> Text under study:
▼

Monday, October 19, 2020

The Pull of the Stars by Emma Donoghue

Pull of the Stars
The influenza pandemic of 1918 killed more people than the First World War—an estimated 3 to 6 percent of the human race.

This quote from the author’s note about her novel The Pull of the Stars set the scene for this gripping and beautiful  book. Many of you will know about Emma Donoghue because of her novel, Room, which was made into a movie. I was very impressed with that novel, but honestly have found other of her novels even more impressive. Donoghue is a writer of immense talent and a huge heart. 

There are three main characters in this novel: a young nurse, Julia Powers, who works in a severely understaffed hospital in Dublin, where for three days she finds herself in charge of a unit for pregnant women who have come down with the dreaded flu, and thus have to be isolated from the other pregnant women. Bridie Sweeny, who is an even younger volunteer helper, and who finds herself quite suddenly in the middle of a rather chaotic scene with no training, but a deep need to be of service. And, finally, a rarity for the times, a woman Dr. Kathleen Lynn who is rumored to be a Sinn Fein rebel on the run from the police.

▲

> Data:
▼

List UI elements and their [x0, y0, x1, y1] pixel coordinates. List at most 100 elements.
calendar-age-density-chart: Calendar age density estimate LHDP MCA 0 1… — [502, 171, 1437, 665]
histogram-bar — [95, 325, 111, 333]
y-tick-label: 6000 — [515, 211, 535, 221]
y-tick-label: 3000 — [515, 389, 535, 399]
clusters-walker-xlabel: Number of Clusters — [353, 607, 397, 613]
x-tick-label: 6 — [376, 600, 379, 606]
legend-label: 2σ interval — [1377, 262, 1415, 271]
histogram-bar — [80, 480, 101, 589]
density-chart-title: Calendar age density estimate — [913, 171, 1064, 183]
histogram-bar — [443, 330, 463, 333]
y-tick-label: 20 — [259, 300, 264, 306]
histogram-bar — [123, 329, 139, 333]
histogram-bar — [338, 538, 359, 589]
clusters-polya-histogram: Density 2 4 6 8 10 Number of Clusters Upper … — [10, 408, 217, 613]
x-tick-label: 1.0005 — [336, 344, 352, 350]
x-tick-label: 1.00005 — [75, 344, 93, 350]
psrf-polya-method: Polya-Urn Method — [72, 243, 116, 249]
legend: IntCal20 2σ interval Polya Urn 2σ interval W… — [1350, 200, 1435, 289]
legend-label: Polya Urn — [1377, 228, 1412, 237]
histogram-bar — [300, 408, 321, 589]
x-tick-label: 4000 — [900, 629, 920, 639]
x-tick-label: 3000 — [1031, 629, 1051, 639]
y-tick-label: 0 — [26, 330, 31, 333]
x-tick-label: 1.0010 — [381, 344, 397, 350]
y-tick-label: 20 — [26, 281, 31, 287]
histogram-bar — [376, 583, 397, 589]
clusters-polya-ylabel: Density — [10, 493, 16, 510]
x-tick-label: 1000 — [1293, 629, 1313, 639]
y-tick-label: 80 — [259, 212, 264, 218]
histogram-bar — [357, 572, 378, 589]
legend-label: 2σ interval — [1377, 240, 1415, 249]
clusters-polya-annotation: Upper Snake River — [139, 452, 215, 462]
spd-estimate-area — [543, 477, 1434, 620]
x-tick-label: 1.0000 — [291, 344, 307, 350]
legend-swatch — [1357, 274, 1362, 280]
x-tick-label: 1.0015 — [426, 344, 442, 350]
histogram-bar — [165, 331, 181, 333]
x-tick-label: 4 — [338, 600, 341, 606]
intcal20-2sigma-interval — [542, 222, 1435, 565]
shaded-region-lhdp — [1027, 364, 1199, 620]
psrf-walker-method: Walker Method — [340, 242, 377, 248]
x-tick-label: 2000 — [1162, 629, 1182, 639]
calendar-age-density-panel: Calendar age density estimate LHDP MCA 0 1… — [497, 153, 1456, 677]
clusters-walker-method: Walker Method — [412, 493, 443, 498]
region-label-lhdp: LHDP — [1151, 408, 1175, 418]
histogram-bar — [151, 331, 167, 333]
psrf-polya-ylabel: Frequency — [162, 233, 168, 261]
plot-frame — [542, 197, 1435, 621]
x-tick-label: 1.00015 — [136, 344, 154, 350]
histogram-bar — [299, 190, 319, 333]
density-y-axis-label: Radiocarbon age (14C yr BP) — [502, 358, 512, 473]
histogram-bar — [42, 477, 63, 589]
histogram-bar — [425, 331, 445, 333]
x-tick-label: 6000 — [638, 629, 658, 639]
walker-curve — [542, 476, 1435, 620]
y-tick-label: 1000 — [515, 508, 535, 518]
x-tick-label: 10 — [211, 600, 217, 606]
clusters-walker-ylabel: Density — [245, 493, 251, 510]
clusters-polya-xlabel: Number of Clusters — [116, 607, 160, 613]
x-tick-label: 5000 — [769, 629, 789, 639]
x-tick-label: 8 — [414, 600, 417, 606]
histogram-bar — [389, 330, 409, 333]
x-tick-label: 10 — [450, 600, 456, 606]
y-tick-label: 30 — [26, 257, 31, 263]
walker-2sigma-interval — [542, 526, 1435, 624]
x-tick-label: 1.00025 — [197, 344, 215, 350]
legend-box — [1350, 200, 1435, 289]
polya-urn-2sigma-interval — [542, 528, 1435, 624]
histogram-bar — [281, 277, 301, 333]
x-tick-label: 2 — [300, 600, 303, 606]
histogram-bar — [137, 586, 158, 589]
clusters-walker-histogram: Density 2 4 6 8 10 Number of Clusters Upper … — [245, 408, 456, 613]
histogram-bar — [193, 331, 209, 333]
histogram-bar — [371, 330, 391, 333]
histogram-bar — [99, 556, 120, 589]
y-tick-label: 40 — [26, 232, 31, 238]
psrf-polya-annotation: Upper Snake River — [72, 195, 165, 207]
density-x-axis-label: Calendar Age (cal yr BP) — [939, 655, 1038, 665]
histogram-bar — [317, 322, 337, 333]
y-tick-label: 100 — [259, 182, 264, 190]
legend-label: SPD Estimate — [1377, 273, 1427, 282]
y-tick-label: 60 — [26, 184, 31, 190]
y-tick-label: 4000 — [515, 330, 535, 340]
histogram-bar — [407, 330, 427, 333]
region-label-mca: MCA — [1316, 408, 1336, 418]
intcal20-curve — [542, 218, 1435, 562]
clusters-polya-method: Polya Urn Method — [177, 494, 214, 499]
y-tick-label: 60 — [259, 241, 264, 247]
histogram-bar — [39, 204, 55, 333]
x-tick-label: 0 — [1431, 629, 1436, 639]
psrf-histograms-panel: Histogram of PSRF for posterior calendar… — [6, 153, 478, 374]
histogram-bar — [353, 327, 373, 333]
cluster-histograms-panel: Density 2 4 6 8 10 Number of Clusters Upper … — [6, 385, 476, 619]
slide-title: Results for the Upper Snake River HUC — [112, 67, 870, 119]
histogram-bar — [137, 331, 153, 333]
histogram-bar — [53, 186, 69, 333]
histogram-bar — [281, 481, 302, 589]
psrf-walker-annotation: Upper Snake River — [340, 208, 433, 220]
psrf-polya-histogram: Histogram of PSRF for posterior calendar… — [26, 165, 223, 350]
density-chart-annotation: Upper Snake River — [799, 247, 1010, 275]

▲

> Task:
Continue the review of The Pull of the Stars from where it stops.

> Output:
Nurse Powers can serve in the ward because she has already had the flu and is therefore immune.  The novel begins with her on her way to work, part way by bike and then by tram.

Children carrying suitcases were filing into the train station as we swung past, being sent down the country in hopes they’d be safe. But from what I could gather, the plague was general all over Ireland. The spectre had a dozen names: the great flu, khaki flu, blue flu, black flu, the grippe, or the grip…(That word always made me think of a heavy hand landing on one’s shoulder  and gripping it hard). The malady, some called it euphemistically. Or the war sickness, on the assumption that it must somehow be a side effect of four years of slaughter, a poison brewed in the trenches or spread by all this hurly-burly and milling about across the globe. 

The chapters of the book are related to the course of the disease, Red, Brown, Blue, Black.

Well, I said, it starts with a light red you might mistake for a healthy flush. If the patient gets worse, her cheeks go rather mahogany. (I thought of the turning of the leaves in autumn.) In a more severe case, the brown might be followed by lavender in the lips. Cheeks and ears and even fingertips can become quite blue as the patient’s starved of air….

Bridie Sweeny asked, Is blue as far as it goes?

I shook my head. I’ve seen it darken to violet, purple, until they’re quite black in the face.

Most of the book is taken up with the particular stories of the three or four pregnant women who are isolated together in the small makeshift ward.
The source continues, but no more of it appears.